── EXERCISE PASSAGE

1951 to 1979: Housing as an Unproductive Activity
Throughout the documents of First FYP (1951–1956) to Fifth FYP (1974–1979), we identify a dominant productivity frame of economic development, which prioritized investments into creating productive capital in the economy. This implied that the investment outlays in the economic plans went majorly into developing the agriculture sector to improve the food security and industrial sector in line with the import substitution industrialization (ISI) policy, whereas the social services sector (including education, health, housing and welfare), which did not fit the productivity frame, received less attention from policymakers. As mentioned in the plan outline of the First FYP:
It will be seen that nearly 60 per cent of the planned outlay will result directly in the creation of productive capital in the ownership of the Central and State Governments; this will be mainly under irrigation and power, transport and communications, and industry. (GoI, 1951)
From 1951–1979, the housing problem was diagnosed in terms of a severe housing shortage, overcrowding, slum proliferation, which were an outcome of lopsided urbanization and inadequate urban planning. The private sector was incapable of meeting the demand, and the government lacked enough resources to provide for the housing needs of all households. Consequently, aided self-help housing was proposed as a solution, which was promoted by creating appropriate policy legislation and institutional mechanisms to support housing activity. As mentioned in the First FYP:
Aided self-help in housing aims at helping people to build their shelters out of materials available in their community…. A practical approach, in our opinion, would be for Government to provide technical assistance in the form of skilled supervision and equipment. (GoI, 1951, ch. 35)
In aided self-help housing, the state assists through the provision of land, basic services and infrastructure for housing activity instead of providing the housing altogether (Harris, 1999). The introduction of aided self-help housing also finds its roots in policy transfer through funding by international financial institutions (IFI) such as the World Bank and International Monetary Fund (IMF), which shaped the housing policies in developing nations (Pugh, 2001).
1980 to 1990: Housing as an Economic Activity
In the earlier five FYPs, housing received less priority in the development planning, leading to slow and unsystematic growth of the housing sector. In contrast, the policymakers in the Sixth FYP (1980–1985) and Seventh FYP (1985–1990) explicitly recognized the labour-intensive nature of housing activity that helped in generating employment (GoI, 1980, 1985). This particular conception of housing fitted the productivity frame of development plans. Even though the diagnostic framing in the housing plans remained similar to the earlier plans that revolved around housing shortages, the prognostic framing witnessed a paradigm shift. After acknowledging that housing construction activity on a large scale can lead to income generation employment, especially for unskilled workers, the housing sector was increasingly identified as fundamental to the objectives of the development plans (GoI, 1980). Policymakers supported the economic importance of the housing sector:
Housing is an activity that is typically labour intensive and, therefore, fits in well with the pattern of development envisaged in this Plan…. Housing construction also creates much-needed employment for the unskilled and, therefore, income for the relatively poor. (Sixth FYP, GoI, 1980, ch. 23)

────
── RECORDED DATA

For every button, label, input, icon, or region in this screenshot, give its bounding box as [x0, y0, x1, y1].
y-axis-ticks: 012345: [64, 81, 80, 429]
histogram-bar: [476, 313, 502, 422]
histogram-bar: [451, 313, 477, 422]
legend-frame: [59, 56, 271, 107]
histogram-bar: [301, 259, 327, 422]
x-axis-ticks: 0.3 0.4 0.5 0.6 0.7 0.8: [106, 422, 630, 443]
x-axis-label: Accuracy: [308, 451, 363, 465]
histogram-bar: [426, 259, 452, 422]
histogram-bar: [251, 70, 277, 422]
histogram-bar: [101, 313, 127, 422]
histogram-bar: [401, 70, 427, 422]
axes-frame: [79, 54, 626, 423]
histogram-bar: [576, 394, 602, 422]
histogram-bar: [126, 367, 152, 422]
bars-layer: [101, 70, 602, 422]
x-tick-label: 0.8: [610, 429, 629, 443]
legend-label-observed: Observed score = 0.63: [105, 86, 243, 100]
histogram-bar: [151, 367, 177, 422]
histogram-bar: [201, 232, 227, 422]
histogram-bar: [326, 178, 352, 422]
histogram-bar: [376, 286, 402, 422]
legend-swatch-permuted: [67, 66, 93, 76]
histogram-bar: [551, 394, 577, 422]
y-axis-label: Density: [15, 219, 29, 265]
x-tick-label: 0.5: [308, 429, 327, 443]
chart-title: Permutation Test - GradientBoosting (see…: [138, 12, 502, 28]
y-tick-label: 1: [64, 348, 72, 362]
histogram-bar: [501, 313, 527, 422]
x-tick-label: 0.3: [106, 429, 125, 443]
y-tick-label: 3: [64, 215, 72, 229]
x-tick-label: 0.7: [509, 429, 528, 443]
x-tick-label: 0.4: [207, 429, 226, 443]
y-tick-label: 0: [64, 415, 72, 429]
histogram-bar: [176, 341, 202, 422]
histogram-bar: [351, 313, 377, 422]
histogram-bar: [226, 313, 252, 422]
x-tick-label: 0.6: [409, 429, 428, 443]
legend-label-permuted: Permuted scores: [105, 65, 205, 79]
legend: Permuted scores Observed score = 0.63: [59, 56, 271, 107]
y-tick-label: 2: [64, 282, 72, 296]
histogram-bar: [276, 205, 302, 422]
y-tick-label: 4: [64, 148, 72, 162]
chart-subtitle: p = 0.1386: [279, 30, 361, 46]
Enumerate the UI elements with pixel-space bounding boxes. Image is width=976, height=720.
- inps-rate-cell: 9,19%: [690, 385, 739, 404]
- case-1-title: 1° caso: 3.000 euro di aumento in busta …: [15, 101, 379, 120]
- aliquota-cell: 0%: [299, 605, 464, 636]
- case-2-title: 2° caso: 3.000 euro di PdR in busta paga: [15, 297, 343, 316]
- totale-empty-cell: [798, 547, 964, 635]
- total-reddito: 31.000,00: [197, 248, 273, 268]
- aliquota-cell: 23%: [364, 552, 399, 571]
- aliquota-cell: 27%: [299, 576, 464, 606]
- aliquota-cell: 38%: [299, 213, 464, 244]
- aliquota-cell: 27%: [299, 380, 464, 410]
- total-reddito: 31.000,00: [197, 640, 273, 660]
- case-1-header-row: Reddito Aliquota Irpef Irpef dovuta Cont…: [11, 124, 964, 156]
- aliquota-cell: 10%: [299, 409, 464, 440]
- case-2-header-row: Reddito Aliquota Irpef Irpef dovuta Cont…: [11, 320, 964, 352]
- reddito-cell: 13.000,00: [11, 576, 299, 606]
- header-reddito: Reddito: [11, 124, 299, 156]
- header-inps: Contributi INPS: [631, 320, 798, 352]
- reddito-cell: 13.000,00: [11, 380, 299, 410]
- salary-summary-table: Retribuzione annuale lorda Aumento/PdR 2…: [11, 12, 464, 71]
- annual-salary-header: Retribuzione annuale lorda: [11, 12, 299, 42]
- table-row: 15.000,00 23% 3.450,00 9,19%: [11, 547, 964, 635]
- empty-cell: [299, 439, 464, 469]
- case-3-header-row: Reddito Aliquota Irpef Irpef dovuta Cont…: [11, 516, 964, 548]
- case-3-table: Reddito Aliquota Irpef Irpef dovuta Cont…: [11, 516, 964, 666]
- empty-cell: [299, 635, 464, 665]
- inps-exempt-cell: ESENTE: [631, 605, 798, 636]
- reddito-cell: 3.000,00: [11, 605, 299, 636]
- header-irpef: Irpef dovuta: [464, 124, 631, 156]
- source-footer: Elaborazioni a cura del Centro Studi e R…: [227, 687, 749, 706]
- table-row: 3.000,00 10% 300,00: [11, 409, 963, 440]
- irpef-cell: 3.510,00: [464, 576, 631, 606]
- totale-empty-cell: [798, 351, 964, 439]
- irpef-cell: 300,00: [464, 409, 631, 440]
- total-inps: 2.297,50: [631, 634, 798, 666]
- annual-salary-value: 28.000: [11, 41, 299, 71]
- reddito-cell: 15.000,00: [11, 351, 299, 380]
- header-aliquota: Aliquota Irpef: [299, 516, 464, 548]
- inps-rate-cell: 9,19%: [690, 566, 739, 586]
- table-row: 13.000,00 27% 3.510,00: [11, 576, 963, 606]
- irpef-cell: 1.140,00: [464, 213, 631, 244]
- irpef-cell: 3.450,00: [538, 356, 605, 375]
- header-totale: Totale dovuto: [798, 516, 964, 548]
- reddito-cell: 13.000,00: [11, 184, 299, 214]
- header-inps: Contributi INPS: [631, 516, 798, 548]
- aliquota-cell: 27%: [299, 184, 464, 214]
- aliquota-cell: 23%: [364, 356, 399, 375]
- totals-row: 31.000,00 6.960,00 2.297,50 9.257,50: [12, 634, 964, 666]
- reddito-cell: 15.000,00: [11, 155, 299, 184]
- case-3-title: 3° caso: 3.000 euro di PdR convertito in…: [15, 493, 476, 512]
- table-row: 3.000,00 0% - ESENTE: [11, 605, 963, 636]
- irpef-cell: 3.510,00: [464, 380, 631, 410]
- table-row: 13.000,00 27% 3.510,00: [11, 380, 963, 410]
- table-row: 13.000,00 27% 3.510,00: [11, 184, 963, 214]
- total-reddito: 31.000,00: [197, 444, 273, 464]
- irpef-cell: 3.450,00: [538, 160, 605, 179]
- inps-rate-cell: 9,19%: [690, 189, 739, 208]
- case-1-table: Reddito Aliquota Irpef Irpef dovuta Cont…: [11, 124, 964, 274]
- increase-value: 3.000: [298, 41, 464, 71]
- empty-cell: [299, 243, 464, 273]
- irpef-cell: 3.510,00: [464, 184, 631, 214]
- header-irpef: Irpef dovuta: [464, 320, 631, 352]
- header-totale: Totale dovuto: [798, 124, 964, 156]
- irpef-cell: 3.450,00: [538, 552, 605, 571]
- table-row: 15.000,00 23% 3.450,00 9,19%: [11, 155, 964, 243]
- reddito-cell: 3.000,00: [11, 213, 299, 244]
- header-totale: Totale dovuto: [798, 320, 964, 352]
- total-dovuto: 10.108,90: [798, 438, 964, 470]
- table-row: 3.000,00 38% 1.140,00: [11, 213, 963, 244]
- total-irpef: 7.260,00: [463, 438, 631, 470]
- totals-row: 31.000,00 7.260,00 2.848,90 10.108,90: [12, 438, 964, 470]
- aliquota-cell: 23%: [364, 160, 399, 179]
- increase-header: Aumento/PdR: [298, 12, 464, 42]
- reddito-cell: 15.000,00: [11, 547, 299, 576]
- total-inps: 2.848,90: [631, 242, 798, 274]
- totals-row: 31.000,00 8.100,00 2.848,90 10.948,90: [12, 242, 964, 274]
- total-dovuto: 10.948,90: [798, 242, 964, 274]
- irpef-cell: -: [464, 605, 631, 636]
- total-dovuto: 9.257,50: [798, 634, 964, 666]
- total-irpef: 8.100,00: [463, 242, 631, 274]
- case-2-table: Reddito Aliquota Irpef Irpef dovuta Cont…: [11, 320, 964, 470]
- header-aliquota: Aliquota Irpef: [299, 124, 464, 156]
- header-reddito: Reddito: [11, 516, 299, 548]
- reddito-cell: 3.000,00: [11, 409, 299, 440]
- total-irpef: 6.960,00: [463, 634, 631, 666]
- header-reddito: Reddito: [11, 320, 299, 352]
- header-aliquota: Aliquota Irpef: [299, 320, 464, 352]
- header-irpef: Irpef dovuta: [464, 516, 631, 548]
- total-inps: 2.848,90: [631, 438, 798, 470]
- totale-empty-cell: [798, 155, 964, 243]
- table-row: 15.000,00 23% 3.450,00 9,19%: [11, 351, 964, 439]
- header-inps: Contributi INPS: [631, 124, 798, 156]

────

EXERCISE DESCRIPTION: In the housing policy passage, retype the words starting at "In aided self-help" and ending at "nations (Pugh, 2001).".

TASK SOLUTION:
In aided self-help housing, the state assists through the provision of land, basic services and infrastructure for housing activity instead of providing the housing altogether (Harris, 1999). The introduction of aided self-help housing also finds its roots in policy transfer through funding by international financial institutions (IFI) such as the World Bank and International Monetary Fund (IMF), which shaped the housing policies in developing nations (Pugh, 2001).